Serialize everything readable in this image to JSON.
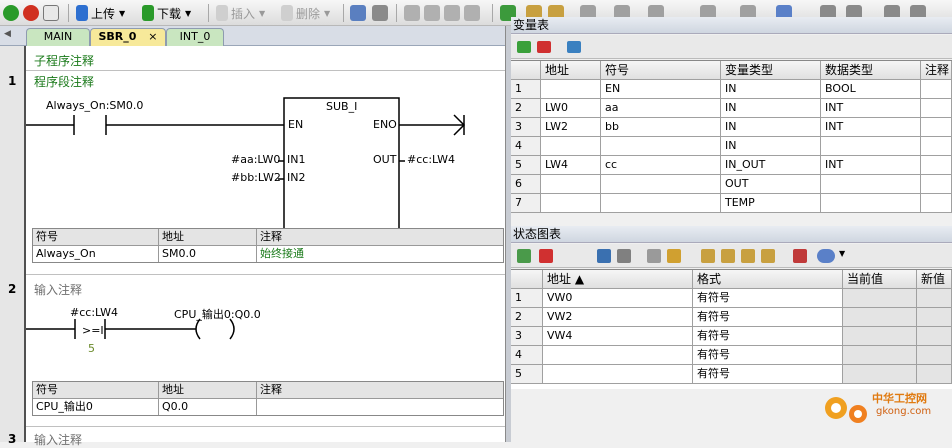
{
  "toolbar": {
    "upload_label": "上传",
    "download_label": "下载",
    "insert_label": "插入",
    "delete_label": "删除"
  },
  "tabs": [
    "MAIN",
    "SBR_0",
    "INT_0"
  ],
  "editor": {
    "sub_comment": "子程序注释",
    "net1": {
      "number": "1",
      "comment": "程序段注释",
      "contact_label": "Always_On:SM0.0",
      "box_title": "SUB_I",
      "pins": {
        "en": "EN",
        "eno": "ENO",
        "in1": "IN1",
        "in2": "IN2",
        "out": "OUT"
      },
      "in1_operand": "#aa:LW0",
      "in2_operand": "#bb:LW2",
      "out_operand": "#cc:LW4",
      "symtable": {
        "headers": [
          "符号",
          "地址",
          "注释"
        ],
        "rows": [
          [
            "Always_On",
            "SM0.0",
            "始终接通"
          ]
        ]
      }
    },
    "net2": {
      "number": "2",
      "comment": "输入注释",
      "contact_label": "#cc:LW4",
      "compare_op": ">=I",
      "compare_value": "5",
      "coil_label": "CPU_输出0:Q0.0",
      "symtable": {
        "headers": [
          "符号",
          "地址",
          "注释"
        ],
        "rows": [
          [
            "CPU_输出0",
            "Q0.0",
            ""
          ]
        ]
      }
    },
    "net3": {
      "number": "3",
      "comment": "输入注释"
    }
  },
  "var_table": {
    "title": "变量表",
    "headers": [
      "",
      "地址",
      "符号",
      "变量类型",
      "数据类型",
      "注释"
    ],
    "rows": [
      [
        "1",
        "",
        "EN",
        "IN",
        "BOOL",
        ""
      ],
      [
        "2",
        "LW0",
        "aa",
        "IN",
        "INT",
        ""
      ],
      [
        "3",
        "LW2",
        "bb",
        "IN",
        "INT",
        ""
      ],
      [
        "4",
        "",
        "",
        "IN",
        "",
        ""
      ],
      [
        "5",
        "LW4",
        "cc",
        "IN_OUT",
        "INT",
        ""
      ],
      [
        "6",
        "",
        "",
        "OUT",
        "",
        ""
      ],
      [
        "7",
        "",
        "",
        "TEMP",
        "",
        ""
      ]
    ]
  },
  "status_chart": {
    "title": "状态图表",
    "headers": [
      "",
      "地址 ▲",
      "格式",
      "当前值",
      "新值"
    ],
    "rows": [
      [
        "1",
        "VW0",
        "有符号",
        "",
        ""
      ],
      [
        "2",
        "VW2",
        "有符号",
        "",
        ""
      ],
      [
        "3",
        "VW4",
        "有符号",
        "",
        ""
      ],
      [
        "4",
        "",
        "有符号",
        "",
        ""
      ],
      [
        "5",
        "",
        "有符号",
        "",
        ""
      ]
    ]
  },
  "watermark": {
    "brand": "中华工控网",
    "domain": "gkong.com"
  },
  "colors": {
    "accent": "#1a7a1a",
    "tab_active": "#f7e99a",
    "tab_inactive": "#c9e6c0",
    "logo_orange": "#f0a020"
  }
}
..............................
Transcribe the whole listing exactly. Pictures stay out of your copy.

• [RESPONSE]:
Serialize everything readable in this image to JSON.
{
  "toolbar": {
    "upload_label": "上传",
    "download_label": "下载",
    "insert_label": "插入",
    "delete_label": "删除"
  },
  "tabs": [
    "MAIN",
    "SBR_0",
    "INT_0"
  ],
  "editor": {
    "sub_comment": "子程序注释",
    "net1": {
      "number": "1",
      "comment": "程序段注释",
      "contact_label": "Always_On:SM0.0",
      "box_title": "SUB_I",
      "pins": {
        "en": "EN",
        "eno": "ENO",
        "in1": "IN1",
        "in2": "IN2",
        "out": "OUT"
      },
      "in1_operand": "#aa:LW0",
      "in2_operand": "#bb:LW2",
      "out_operand": "#cc:LW4",
      "symtable": {
        "headers": [
          "符号",
          "地址",
          "注释"
        ],
        "rows": [
          [
            "Always_On",
            "SM0.0",
            "始终接通"
          ]
        ]
      }
    },
    "net2": {
      "number": "2",
      "comment": "输入注释",
      "contact_label": "#cc:LW4",
      "compare_op": ">=I",
      "compare_value": "5",
      "coil_label": "CPU_输出0:Q0.0",
      "symtable": {
        "headers": [
          "符号",
          "地址",
          "注释"
        ],
        "rows": [
          [
            "CPU_输出0",
            "Q0.0",
            ""
          ]
        ]
      }
    },
    "net3": {
      "number": "3",
      "comment": "输入注释"
    }
  },
  "var_table": {
    "title": "变量表",
    "headers": [
      "",
      "地址",
      "符号",
      "变量类型",
      "数据类型",
      "注释"
    ],
    "rows": [
      [
        "1",
        "",
        "EN",
        "IN",
        "BOOL",
        ""
      ],
      [
        "2",
        "LW0",
        "aa",
        "IN",
        "INT",
        ""
      ],
      [
        "3",
        "LW2",
        "bb",
        "IN",
        "INT",
        ""
      ],
      [
        "4",
        "",
        "",
        "IN",
        "",
        ""
      ],
      [
        "5",
        "LW4",
        "cc",
        "IN_OUT",
        "INT",
        ""
      ],
      [
        "6",
        "",
        "",
        "OUT",
        "",
        ""
      ],
      [
        "7",
        "",
        "",
        "TEMP",
        "",
        ""
      ]
    ]
  },
  "status_chart": {
    "title": "状态图表",
    "headers": [
      "",
      "地址 ▲",
      "格式",
      "当前值",
      "新值"
    ],
    "rows": [
      [
        "1",
        "VW0",
        "有符号",
        "",
        ""
      ],
      [
        "2",
        "VW2",
        "有符号",
        "",
        ""
      ],
      [
        "3",
        "VW4",
        "有符号",
        "",
        ""
      ],
      [
        "4",
        "",
        "有符号",
        "",
        ""
      ],
      [
        "5",
        "",
        "有符号",
        "",
        ""
      ]
    ]
  },
  "watermark": {
    "brand": "中华工控网",
    "domain": "gkong.com"
  },
  "colors": {
    "accent": "#1a7a1a",
    "tab_active": "#f7e99a",
    "tab_inactive": "#c9e6c0",
    "logo_orange": "#f0a020"
  }
}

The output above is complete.